### SUPPLIED ENTRIES:
((

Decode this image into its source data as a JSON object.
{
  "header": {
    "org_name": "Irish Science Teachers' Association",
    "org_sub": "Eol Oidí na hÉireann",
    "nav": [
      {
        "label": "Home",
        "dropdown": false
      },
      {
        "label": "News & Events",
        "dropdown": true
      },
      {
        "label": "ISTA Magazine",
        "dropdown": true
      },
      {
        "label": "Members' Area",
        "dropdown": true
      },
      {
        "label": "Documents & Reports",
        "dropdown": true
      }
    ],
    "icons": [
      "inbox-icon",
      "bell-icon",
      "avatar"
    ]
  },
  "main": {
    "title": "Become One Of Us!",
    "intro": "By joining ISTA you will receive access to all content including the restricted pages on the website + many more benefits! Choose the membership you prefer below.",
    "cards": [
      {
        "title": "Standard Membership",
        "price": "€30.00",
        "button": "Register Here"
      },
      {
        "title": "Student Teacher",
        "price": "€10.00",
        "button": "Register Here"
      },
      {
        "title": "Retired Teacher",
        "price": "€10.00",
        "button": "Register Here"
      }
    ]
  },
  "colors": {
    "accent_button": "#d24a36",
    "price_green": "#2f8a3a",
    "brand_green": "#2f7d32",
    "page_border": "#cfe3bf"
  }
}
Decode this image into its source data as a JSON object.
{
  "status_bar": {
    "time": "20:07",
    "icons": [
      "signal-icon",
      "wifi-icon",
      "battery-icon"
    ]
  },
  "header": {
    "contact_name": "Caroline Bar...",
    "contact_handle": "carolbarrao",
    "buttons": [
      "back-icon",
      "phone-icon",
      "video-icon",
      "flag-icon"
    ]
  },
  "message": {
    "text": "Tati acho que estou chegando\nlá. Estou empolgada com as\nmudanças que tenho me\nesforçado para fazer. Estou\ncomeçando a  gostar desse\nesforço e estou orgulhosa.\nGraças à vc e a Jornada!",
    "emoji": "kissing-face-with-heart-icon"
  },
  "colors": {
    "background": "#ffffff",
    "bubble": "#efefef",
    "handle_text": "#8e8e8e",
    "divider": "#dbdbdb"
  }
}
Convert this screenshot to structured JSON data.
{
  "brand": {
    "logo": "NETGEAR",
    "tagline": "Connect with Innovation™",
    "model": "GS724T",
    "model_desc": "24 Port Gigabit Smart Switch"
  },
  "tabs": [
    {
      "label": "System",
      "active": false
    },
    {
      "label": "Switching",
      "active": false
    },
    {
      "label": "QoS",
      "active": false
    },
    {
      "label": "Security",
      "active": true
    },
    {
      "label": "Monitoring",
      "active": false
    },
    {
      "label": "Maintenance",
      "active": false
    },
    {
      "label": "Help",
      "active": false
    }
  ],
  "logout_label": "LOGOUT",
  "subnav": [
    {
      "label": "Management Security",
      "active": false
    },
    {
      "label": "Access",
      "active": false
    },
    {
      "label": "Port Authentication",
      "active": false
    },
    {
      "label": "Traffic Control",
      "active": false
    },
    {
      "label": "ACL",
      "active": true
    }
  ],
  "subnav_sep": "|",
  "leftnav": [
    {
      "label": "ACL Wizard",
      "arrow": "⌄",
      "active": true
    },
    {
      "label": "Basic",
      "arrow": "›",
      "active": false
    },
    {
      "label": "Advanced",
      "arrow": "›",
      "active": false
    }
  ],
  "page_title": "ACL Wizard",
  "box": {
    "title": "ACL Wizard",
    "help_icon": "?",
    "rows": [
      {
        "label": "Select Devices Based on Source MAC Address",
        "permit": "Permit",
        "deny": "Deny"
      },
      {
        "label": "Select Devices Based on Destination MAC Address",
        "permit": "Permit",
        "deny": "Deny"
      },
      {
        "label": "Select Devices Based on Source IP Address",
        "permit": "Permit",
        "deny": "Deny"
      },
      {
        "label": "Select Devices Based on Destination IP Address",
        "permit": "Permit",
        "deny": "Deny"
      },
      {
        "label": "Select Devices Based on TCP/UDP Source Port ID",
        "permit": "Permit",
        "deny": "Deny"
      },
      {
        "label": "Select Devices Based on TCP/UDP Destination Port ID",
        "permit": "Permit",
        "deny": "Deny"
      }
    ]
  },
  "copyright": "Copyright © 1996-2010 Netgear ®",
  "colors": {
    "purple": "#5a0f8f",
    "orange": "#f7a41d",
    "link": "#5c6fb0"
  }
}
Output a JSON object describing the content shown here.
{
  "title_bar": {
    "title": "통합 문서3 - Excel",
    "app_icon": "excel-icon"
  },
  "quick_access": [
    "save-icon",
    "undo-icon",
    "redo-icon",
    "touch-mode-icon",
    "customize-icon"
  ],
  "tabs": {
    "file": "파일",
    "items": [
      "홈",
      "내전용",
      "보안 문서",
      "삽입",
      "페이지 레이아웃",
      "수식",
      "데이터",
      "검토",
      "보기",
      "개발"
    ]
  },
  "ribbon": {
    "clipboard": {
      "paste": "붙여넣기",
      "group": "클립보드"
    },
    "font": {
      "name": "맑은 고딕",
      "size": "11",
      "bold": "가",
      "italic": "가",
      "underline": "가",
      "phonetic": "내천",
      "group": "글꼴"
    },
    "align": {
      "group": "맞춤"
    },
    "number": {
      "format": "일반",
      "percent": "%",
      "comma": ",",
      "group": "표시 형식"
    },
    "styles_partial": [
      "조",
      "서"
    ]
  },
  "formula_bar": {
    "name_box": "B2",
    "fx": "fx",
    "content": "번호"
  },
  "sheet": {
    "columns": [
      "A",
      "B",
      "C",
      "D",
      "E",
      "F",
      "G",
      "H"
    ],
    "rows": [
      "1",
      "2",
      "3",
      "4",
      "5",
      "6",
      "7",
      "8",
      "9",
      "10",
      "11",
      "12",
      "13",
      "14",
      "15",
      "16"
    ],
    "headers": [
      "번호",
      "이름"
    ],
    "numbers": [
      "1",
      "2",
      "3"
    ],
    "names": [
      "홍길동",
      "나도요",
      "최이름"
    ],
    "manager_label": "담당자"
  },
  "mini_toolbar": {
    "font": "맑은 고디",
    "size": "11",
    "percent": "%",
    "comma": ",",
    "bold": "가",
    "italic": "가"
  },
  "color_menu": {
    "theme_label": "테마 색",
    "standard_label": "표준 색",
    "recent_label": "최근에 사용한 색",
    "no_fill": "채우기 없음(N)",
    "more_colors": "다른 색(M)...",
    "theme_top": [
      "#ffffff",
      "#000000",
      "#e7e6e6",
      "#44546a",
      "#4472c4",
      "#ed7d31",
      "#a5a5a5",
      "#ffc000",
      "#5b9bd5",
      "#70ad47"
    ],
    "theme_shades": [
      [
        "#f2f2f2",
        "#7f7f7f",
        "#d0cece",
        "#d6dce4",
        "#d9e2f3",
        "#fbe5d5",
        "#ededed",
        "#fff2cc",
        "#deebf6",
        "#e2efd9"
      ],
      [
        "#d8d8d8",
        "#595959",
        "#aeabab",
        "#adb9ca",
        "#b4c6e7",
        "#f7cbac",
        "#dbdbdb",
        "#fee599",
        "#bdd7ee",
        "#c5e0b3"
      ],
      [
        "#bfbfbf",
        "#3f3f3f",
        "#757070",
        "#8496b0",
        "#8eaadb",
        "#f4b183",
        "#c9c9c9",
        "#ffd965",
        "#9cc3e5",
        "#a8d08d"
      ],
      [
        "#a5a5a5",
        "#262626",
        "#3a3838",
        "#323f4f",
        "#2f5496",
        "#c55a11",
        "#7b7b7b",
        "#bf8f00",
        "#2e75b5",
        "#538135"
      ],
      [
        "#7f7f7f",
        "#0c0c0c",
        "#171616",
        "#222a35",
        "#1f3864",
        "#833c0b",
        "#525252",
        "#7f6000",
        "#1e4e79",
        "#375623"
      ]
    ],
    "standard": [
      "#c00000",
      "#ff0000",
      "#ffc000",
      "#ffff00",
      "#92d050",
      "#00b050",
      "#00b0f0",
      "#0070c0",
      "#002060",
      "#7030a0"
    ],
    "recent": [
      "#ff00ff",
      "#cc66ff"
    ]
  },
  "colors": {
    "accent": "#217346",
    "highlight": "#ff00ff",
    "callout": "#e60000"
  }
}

))

Gather from the entries above all lines that include the string "Destination".

### OUTPUT BELOW:
        "label": "Select Devices Based on Destination MAC Address",
        "label": "Select Devices Based on Destination IP Address",
        "label": "Select Devices Based on TCP/UDP Destination Port ID",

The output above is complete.